Reproduce each of the lines word for word.

[Source data]
________________________

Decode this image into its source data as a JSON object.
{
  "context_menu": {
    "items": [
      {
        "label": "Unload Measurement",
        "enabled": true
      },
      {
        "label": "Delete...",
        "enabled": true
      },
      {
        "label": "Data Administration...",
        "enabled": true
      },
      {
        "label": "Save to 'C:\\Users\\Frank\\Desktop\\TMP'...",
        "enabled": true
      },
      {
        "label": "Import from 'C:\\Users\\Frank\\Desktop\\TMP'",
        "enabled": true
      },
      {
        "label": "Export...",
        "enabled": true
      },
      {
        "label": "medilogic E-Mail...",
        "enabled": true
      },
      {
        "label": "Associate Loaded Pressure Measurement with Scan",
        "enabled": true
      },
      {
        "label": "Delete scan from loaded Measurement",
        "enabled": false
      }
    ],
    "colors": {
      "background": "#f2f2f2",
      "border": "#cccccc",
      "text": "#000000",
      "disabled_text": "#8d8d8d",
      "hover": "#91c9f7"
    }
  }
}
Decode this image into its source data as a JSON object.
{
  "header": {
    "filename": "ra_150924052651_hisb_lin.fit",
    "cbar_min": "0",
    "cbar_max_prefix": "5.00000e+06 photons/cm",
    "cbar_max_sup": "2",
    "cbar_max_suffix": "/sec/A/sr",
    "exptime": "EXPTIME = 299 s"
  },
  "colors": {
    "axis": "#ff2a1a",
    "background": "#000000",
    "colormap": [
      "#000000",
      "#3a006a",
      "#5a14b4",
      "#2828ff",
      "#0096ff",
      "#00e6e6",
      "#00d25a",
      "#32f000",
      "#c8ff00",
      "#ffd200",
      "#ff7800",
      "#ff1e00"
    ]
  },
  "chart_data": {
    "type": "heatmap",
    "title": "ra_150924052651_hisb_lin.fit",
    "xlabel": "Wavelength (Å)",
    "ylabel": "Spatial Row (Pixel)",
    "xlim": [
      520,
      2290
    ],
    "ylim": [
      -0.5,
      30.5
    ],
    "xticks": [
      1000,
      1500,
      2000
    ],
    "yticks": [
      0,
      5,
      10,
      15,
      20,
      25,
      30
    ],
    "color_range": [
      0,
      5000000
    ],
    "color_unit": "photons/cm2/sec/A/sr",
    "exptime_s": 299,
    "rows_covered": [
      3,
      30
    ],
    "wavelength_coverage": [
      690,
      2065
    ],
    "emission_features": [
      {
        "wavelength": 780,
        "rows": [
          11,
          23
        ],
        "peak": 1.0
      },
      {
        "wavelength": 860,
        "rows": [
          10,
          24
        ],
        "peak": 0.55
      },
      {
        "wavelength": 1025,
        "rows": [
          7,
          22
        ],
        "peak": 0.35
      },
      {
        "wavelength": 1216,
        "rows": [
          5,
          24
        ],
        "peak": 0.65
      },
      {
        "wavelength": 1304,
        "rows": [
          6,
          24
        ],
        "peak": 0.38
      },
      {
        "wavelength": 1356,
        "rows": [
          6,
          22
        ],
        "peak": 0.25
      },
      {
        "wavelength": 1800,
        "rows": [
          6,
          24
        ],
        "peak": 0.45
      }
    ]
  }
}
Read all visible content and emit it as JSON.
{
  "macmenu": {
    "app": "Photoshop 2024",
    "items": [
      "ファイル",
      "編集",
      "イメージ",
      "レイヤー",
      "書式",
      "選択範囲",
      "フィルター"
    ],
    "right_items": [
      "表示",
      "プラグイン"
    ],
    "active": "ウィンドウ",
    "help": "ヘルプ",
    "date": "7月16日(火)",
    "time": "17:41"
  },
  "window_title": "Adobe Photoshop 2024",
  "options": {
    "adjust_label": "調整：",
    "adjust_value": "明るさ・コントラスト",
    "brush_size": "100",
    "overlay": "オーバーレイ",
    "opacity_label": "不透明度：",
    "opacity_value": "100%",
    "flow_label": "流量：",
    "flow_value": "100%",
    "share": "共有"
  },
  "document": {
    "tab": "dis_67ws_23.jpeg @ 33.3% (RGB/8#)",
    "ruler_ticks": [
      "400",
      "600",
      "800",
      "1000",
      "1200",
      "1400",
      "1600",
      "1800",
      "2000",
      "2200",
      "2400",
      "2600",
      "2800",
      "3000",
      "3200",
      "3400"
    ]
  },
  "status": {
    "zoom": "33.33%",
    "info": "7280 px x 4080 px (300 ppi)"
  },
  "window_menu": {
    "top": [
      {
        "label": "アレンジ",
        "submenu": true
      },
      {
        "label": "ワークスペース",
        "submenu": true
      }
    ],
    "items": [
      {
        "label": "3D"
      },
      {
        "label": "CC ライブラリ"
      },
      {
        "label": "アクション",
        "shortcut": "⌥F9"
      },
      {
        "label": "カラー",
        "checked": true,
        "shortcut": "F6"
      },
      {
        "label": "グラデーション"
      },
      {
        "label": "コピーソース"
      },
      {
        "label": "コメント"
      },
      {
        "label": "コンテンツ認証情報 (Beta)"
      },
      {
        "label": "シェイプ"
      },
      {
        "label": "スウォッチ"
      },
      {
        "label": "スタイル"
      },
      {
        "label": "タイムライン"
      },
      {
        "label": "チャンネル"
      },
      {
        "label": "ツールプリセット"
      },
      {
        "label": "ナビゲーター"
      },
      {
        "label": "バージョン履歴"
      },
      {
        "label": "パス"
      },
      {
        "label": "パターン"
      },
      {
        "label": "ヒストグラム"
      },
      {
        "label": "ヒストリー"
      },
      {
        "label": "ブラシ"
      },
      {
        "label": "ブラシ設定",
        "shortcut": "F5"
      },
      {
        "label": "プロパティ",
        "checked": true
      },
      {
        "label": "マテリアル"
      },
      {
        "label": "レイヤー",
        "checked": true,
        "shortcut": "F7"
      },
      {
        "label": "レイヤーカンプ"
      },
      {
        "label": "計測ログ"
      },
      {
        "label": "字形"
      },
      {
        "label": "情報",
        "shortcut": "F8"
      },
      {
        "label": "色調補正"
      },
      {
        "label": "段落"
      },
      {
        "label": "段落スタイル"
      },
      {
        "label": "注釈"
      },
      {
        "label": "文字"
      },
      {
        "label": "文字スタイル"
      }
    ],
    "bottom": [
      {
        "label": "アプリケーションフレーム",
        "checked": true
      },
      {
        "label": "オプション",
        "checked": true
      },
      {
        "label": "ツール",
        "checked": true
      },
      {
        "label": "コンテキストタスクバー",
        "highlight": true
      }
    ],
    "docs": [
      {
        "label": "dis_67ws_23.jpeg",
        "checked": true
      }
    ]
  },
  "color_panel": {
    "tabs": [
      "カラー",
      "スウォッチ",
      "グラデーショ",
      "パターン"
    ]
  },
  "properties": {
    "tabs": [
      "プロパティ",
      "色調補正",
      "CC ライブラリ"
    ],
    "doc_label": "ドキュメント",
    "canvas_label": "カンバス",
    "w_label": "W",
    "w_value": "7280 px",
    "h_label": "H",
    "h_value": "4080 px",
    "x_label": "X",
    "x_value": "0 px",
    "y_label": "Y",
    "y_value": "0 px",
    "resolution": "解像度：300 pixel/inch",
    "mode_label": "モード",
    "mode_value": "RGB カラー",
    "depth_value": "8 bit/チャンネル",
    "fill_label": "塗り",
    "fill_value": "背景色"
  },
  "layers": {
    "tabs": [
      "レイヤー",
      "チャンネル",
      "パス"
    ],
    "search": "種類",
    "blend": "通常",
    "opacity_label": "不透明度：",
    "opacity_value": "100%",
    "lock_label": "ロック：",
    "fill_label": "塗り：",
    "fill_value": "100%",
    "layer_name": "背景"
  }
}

________________________

▶ **THE RESULT**
Decode this image into its source data as a JSON object.
{
  "context_menu": {
    "items": [
      {
        "label": "Unload Measurement",
        "enabled": true
      },
      {
        "label": "Delete...",
        "enabled": true
      },
      {
        "label": "Data Administration...",
        "enabled": true
      },
      {
        "label": "Save to 'C:\\Users\\Frank\\Desktop\\TMP'...",
        "enabled": true
      },
      {
        "label": "Import from 'C:\\Users\\Frank\\Desktop\\TMP'",
        "enabled": true
      },
      {
        "label": "Export...",
        "enabled": true
      },
      {
        "label": "medilogic E-Mail...",
        "enabled": true
      },
      {
        "label": "Associate Loaded Pressure Measurement with Scan",
        "enabled": true
      },
      {
        "label": "Delete scan from loaded Measurement",
        "enabled": false
      }
    ],
    "colors": {
      "background": "#f2f2f2",
      "border": "#cccccc",
      "text": "#000000",
      "disabled_text": "#8d8d8d",
      "hover": "#91c9f7"
    }
  }
}
Decode this image into its source data as a JSON object.
{
  "header": {
    "filename": "ra_150924052651_hisb_lin.fit",
    "cbar_min": "0",
    "cbar_max_prefix": "5.00000e+06 photons/cm",
    "cbar_max_sup": "2",
    "cbar_max_suffix": "/sec/A/sr",
    "exptime": "EXPTIME = 299 s"
  },
  "colors": {
    "axis": "#ff2a1a",
    "background": "#000000",
    "colormap": [
      "#000000",
      "#3a006a",
      "#5a14b4",
      "#2828ff",
      "#0096ff",
      "#00e6e6",
      "#00d25a",
      "#32f000",
      "#c8ff00",
      "#ffd200",
      "#ff7800",
      "#ff1e00"
    ]
  },
  "chart_data": {
    "type": "heatmap",
    "title": "ra_150924052651_hisb_lin.fit",
    "xlabel": "Wavelength (Å)",
    "ylabel": "Spatial Row (Pixel)",
    "xlim": [
      520,
      2290
    ],
    "ylim": [
      -0.5,
      30.5
    ],
    "xticks": [
      1000,
      1500,
      2000
    ],
    "yticks": [
      0,
      5,
      10,
      15,
      20,
      25,
      30
    ],
    "color_range": [
      0,
      5000000
    ],
    "color_unit": "photons/cm2/sec/A/sr",
    "exptime_s": 299,
    "rows_covered": [
      3,
      30
    ],
    "wavelength_coverage": [
      690,
      2065
    ],
    "emission_features": [
      {
        "wavelength": 780,
        "rows": [
          11,
          23
        ],
        "peak": 1.0
      },
      {
        "wavelength": 860,
        "rows": [
          10,
          24
        ],
        "peak": 0.55
      },
      {
        "wavelength": 1025,
        "rows": [
          7,
          22
        ],
        "peak": 0.35
      },
      {
        "wavelength": 1216,
        "rows": [
          5,
          24
        ],
        "peak": 0.65
      },
      {
        "wavelength": 1304,
        "rows": [
          6,
          24
        ],
        "peak": 0.38
      },
      {
        "wavelength": 1356,
        "rows": [
          6,
          22
        ],
        "peak": 0.25
      },
      {
        "wavelength": 1800,
        "rows": [
          6,
          24
        ],
        "peak": 0.45
      }
    ]
  }
}
Read all visible content and emit it as JSON.
{
  "macmenu": {
    "app": "Photoshop 2024",
    "items": [
      "ファイル",
      "編集",
      "イメージ",
      "レイヤー",
      "書式",
      "選択範囲",
      "フィルター"
    ],
    "right_items": [
      "表示",
      "プラグイン"
    ],
    "active": "ウィンドウ",
    "help": "ヘルプ",
    "date": "7月16日(火)",
    "time": "17:41"
  },
  "window_title": "Adobe Photoshop 2024",
  "options": {
    "adjust_label": "調整：",
    "adjust_value": "明るさ・コントラスト",
    "brush_size": "100",
    "overlay": "オーバーレイ",
    "opacity_label": "不透明度：",
    "opacity_value": "100%",
    "flow_label": "流量：",
    "flow_value": "100%",
    "share": "共有"
  },
  "document": {
    "tab": "dis_67ws_23.jpeg @ 33.3% (RGB/8#)",
    "ruler_ticks": [
      "400",
      "600",
      "800",
      "1000",
      "1200",
      "1400",
      "1600",
      "1800",
      "2000",
      "2200",
      "2400",
      "2600",
      "2800",
      "3000",
      "3200",
      "3400"
    ]
  },
  "status": {
    "zoom": "33.33%",
    "info": "7280 px x 4080 px (300 ppi)"
  },
  "window_menu": {
    "top": [
      {
        "label": "アレンジ",
        "submenu": true
      },
      {
        "label": "ワークスペース",
        "submenu": true
      }
    ],
    "items": [
      {
        "label": "3D"
      },
      {
        "label": "CC ライブラリ"
      },
      {
        "label": "アクション",
        "shortcut": "⌥F9"
      },
      {
        "label": "カラー",
        "checked": true,
        "shortcut": "F6"
      },
      {
        "label": "グラデーション"
      },
      {
        "label": "コピーソース"
      },
      {
        "label": "コメント"
      },
      {
        "label": "コンテンツ認証情報 (Beta)"
      },
      {
        "label": "シェイプ"
      },
      {
        "label": "スウォッチ"
      },
      {
        "label": "スタイル"
      },
      {
        "label": "タイムライン"
      },
      {
        "label": "チャンネル"
      },
      {
        "label": "ツールプリセット"
      },
      {
        "label": "ナビゲーター"
      },
      {
        "label": "バージョン履歴"
      },
      {
        "label": "パス"
      },
      {
        "label": "パターン"
      },
      {
        "label": "ヒストグラム"
      },
      {
        "label": "ヒストリー"
      },
      {
        "label": "ブラシ"
      },
      {
        "label": "ブラシ設定",
        "shortcut": "F5"
      },
      {
        "label": "プロパティ",
        "checked": true
      },
      {
        "label": "マテリアル"
      },
      {
        "label": "レイヤー",
        "checked": true,
        "shortcut": "F7"
      },
      {
        "label": "レイヤーカンプ"
      },
      {
        "label": "計測ログ"
      },
      {
        "label": "字形"
      },
      {
        "label": "情報",
        "shortcut": "F8"
      },
      {
        "label": "色調補正"
      },
      {
        "label": "段落"
      },
      {
        "label": "段落スタイル"
      },
      {
        "label": "注釈"
      },
      {
        "label": "文字"
      },
      {
        "label": "文字スタイル"
      }
    ],
    "bottom": [
      {
        "label": "アプリケーションフレーム",
        "checked": true
      },
      {
        "label": "オプション",
        "checked": true
      },
      {
        "label": "ツール",
        "checked": true
      },
      {
        "label": "コンテキストタスクバー",
        "highlight": true
      }
    ],
    "docs": [
      {
        "label": "dis_67ws_23.jpeg",
        "checked": true
      }
    ]
  },
  "color_panel": {
    "tabs": [
      "カラー",
      "スウォッチ",
      "グラデーショ",
      "パターン"
    ]
  },
  "properties": {
    "tabs": [
      "プロパティ",
      "色調補正",
      "CC ライブラリ"
    ],
    "doc_label": "ドキュメント",
    "canvas_label": "カンバス",
    "w_label": "W",
    "w_value": "7280 px",
    "h_label": "H",
    "h_value": "4080 px",
    "x_label": "X",
    "x_value": "0 px",
    "y_label": "Y",
    "y_value": "0 px",
    "resolution": "解像度：300 pixel/inch",
    "mode_label": "モード",
    "mode_value": "RGB カラー",
    "depth_value": "8 bit/チャンネル",
    "fill_label": "塗り",
    "fill_value": "背景色"
  },
  "layers": {
    "tabs": [
      "レイヤー",
      "チャンネル",
      "パス"
    ],
    "search": "種類",
    "blend": "通常",
    "opacity_label": "不透明度：",
    "opacity_value": "100%",
    "lock_label": "ロック：",
    "fill_label": "塗り：",
    "fill_value": "100%",
    "layer_name": "背景"
  }
}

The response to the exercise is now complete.